WORK REQUEST:
Lines containing the string "Trojan": how many are there below? Answer with the number only.

SUPPLIED INFORMATION:

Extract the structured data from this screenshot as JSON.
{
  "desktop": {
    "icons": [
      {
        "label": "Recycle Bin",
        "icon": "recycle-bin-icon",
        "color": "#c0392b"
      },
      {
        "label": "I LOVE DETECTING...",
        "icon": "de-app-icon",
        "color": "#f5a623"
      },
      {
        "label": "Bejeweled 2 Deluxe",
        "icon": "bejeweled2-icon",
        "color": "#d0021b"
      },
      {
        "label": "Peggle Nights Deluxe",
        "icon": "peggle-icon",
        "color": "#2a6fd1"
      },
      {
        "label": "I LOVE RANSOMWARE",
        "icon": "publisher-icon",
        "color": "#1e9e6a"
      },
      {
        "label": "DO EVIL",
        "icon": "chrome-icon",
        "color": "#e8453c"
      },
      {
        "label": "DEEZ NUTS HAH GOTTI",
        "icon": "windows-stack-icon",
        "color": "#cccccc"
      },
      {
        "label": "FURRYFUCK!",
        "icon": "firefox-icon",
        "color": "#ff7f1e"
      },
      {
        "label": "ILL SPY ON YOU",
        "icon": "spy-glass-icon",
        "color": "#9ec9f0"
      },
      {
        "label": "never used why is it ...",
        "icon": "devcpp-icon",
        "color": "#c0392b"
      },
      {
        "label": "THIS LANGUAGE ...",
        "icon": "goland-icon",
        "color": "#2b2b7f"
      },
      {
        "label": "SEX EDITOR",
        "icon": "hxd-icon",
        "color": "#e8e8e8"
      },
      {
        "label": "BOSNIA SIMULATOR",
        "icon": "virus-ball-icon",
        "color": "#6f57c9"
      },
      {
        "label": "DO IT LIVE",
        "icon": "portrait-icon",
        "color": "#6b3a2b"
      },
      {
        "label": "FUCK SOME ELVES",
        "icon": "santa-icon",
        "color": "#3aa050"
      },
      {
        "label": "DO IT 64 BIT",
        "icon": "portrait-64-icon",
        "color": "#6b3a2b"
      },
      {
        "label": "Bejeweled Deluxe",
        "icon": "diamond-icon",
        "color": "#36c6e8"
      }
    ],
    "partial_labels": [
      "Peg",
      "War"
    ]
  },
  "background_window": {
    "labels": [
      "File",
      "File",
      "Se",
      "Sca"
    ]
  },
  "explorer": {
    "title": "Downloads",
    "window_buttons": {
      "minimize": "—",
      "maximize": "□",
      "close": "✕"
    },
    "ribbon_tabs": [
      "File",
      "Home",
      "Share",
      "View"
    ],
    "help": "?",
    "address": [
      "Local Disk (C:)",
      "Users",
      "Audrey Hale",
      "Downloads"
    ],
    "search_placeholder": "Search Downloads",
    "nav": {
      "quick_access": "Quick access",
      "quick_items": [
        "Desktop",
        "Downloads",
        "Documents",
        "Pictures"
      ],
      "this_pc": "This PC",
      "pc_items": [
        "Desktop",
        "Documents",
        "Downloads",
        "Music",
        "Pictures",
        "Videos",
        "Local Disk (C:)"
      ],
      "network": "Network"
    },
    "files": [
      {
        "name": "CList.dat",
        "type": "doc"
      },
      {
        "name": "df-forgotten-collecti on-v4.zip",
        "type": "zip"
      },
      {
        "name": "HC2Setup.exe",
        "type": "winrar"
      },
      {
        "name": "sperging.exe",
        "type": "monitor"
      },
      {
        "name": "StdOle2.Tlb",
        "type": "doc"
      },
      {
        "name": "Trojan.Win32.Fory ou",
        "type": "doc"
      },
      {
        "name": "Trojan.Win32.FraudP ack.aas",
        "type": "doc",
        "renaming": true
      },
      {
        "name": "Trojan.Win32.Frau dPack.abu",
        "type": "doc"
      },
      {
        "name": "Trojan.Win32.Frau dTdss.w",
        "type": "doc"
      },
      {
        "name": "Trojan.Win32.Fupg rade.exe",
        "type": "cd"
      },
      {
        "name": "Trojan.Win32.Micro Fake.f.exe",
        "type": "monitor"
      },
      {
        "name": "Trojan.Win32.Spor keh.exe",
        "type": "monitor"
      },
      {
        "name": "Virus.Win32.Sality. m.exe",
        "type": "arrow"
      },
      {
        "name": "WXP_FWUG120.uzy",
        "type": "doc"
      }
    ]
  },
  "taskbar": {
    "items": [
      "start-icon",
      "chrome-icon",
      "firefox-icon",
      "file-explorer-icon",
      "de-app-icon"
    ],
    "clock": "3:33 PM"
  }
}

SOLUTION TO THE EXERCISE:
7